* _TASK BRIEF_
Retype all the records with nothing changed.

Items listed in a dataset:
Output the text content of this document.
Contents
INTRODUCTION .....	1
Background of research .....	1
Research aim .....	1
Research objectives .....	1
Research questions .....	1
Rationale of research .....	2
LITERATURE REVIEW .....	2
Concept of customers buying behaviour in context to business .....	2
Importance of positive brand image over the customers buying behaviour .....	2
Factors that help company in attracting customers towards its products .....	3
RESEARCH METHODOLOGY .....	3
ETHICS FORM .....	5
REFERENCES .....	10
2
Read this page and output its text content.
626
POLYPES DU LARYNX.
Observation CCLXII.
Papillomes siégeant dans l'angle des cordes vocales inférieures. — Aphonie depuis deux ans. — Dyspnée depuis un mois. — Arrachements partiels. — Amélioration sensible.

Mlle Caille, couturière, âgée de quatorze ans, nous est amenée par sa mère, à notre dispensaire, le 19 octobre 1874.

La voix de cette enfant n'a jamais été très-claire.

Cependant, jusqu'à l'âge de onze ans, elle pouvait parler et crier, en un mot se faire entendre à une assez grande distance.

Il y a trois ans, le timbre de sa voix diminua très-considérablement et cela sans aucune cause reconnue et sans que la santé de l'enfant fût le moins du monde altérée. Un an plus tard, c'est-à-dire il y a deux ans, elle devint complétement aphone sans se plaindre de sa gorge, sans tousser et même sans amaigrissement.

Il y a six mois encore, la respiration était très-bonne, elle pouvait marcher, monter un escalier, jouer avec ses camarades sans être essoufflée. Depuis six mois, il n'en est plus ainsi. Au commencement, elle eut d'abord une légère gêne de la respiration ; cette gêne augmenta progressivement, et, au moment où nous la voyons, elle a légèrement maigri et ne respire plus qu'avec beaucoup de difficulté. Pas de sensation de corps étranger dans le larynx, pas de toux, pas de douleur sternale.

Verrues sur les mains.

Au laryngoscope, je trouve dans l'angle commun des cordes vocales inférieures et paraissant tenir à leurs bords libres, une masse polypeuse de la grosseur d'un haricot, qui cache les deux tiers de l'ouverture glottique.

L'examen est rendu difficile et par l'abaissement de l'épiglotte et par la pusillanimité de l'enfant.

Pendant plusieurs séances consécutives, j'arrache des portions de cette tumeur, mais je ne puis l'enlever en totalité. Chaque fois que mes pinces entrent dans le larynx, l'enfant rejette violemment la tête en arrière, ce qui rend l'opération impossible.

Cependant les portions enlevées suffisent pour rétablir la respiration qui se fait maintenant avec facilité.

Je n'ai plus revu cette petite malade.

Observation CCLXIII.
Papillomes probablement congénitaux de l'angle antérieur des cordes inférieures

* _ANSWER BELOW_
Output the text content of this document.
Contents
INTRODUCTION .....	1
Background of research .....	1
Research aim .....	1
Research objectives .....	1
Research questions .....	1
Rationale of research .....	2
LITERATURE REVIEW .....	2
Concept of customers buying behaviour in context to business .....	2
Importance of positive brand image over the customers buying behaviour .....	2
Factors that help company in attracting customers towards its products .....	3
RESEARCH METHODOLOGY .....	3
ETHICS FORM .....	5
REFERENCES .....	10
2
Read this page and output its text content.
626
POLYPES DU LARYNX.
Observation CCLXII.
Papillomes siégeant dans l'angle des cordes vocales inférieures. — Aphonie depuis deux ans. — Dyspnée depuis un mois. — Arrachements partiels. — Amélioration sensible.

Mlle Caille, couturière, âgée de quatorze ans, nous est amenée par sa mère, à notre dispensaire, le 19 octobre 1874.

La voix de cette enfant n'a jamais été très-claire.

Cependant, jusqu'à l'âge de onze ans, elle pouvait parler et crier, en un mot se faire entendre à une assez grande distance.

Il y a trois ans, le timbre de sa voix diminua très-considérablement et cela sans aucune cause reconnue et sans que la santé de l'enfant fût le moins du monde altérée. Un an plus tard, c'est-à-dire il y a deux ans, elle devint complétement aphone sans se plaindre de sa gorge, sans tousser et même sans amaigrissement.

Il y a six mois encore, la respiration était très-bonne, elle pouvait marcher, monter un escalier, jouer avec ses camarades sans être essoufflée. Depuis six mois, il n'en est plus ainsi. Au commencement, elle eut d'abord une légère gêne de la respiration ; cette gêne augmenta progressivement, et, au moment où nous la voyons, elle a légèrement maigri et ne respire plus qu'avec beaucoup de difficulté. Pas de sensation de corps étranger dans le larynx, pas de toux, pas de douleur sternale.

Verrues sur les mains.

Au laryngoscope, je trouve dans l'angle commun des cordes vocales inférieures et paraissant tenir à leurs bords libres, une masse polypeuse de la grosseur d'un haricot, qui cache les deux tiers de l'ouverture glottique.

L'examen est rendu difficile et par l'abaissement de l'épiglotte et par la pusillanimité de l'enfant.

Pendant plusieurs séances consécutives, j'arrache des portions de cette tumeur, mais je ne puis l'enlever en totalité. Chaque fois que mes pinces entrent dans le larynx, l'enfant rejette violemment la tête en arrière, ce qui rend l'opération impossible.

Cependant les portions enlevées suffisent pour rétablir la respiration qui se fait maintenant avec facilité.

Je n'ai plus revu cette petite malade.

Observation CCLXIII.
Papillomes probablement congénitaux de l'angle antérieur des cordes inférieures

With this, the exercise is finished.